**Requirement**
Retype the data below without altering anything.

**Record excerpts**
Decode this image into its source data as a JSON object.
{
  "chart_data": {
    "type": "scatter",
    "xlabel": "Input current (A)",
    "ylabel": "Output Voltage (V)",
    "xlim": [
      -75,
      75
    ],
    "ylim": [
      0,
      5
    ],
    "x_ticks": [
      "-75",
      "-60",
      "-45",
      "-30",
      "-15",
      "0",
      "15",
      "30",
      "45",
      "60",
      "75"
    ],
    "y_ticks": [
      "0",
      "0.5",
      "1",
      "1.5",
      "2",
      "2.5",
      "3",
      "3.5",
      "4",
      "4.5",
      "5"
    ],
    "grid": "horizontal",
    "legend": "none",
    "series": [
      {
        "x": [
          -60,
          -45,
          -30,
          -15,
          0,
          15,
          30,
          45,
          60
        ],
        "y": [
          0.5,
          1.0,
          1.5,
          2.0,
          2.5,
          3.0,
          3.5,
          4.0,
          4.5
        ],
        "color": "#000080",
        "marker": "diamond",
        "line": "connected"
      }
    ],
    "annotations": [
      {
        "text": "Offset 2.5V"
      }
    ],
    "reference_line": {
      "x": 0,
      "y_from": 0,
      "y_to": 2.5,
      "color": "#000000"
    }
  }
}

**Worked solution**
Decode this image into its source data as a JSON object.
{
  "chart_data": {
    "type": "scatter",
    "xlabel": "Input current (A)",
    "ylabel": "Output Voltage (V)",
    "xlim": [
      -75,
      75
    ],
    "ylim": [
      0,
      5
    ],
    "x_ticks": [
      "-75",
      "-60",
      "-45",
      "-30",
      "-15",
      "0",
      "15",
      "30",
      "45",
      "60",
      "75"
    ],
    "y_ticks": [
      "0",
      "0.5",
      "1",
      "1.5",
      "2",
      "2.5",
      "3",
      "3.5",
      "4",
      "4.5",
      "5"
    ],
    "grid": "horizontal",
    "legend": "none",
    "series": [
      {
        "x": [
          -60,
          -45,
          -30,
          -15,
          0,
          15,
          30,
          45,
          60
        ],
        "y": [
          0.5,
          1.0,
          1.5,
          2.0,
          2.5,
          3.0,
          3.5,
          4.0,
          4.5
        ],
        "color": "#000080",
        "marker": "diamond",
        "line": "connected"
      }
    ],
    "annotations": [
      {
        "text": "Offset 2.5V"
      }
    ],
    "reference_line": {
      "x": 0,
      "y_from": 0,
      "y_to": 2.5,
      "color": "#000000"
    }
  }
}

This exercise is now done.